● What this task involves
Tally the lines in these records that hold the string "values", and reply with the number alone.

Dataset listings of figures
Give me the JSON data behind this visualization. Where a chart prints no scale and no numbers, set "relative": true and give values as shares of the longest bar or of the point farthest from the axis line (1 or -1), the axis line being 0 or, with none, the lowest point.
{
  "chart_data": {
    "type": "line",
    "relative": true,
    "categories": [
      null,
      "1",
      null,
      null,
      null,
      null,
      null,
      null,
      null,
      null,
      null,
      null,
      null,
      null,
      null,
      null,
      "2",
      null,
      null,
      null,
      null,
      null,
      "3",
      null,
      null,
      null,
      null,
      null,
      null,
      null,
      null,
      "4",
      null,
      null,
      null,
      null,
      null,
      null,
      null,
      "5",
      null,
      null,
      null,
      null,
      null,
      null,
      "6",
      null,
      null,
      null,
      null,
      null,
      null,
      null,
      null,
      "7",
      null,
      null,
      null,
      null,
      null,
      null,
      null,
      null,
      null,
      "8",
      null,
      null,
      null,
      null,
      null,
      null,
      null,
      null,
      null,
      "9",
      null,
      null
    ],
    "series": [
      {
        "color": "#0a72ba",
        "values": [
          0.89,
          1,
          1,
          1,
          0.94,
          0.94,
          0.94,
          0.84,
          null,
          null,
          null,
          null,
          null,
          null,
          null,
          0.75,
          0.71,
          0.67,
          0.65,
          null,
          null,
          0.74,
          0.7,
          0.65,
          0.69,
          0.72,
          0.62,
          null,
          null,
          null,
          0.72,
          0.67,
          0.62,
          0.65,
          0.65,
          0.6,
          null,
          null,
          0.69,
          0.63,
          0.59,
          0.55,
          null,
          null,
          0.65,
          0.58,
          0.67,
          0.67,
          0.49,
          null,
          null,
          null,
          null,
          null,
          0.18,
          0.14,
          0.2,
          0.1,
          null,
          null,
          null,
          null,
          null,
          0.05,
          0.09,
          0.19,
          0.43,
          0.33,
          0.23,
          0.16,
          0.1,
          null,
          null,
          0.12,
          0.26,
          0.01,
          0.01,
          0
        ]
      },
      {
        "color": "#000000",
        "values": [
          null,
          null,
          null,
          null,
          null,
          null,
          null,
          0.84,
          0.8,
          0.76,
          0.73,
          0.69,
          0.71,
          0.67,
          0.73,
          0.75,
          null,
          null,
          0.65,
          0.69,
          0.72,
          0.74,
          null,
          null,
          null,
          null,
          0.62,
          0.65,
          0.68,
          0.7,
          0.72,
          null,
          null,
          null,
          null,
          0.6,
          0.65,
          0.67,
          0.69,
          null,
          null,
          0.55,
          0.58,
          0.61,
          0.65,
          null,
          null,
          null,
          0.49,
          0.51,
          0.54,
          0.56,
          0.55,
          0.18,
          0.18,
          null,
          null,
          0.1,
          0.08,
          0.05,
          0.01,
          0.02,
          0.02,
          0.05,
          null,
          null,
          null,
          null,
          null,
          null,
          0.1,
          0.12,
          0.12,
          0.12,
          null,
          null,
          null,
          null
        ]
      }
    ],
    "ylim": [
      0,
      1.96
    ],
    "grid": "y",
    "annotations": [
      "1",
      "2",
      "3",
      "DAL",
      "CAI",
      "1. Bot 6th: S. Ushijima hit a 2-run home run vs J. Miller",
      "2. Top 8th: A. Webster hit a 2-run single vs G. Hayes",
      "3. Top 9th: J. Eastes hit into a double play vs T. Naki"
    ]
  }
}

---

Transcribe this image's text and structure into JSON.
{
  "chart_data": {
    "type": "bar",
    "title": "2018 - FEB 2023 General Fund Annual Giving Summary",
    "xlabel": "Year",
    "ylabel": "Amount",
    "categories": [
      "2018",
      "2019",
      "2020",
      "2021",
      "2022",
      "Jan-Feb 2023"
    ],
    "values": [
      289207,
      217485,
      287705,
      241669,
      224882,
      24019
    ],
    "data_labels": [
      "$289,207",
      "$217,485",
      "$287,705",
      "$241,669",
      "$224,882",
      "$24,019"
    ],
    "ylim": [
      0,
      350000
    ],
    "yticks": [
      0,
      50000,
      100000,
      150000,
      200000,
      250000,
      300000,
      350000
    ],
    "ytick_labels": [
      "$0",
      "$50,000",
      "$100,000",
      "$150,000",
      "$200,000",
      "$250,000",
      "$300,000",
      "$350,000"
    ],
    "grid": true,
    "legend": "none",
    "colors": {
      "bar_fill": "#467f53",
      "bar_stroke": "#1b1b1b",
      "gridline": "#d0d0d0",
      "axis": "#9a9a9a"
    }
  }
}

● Output below
4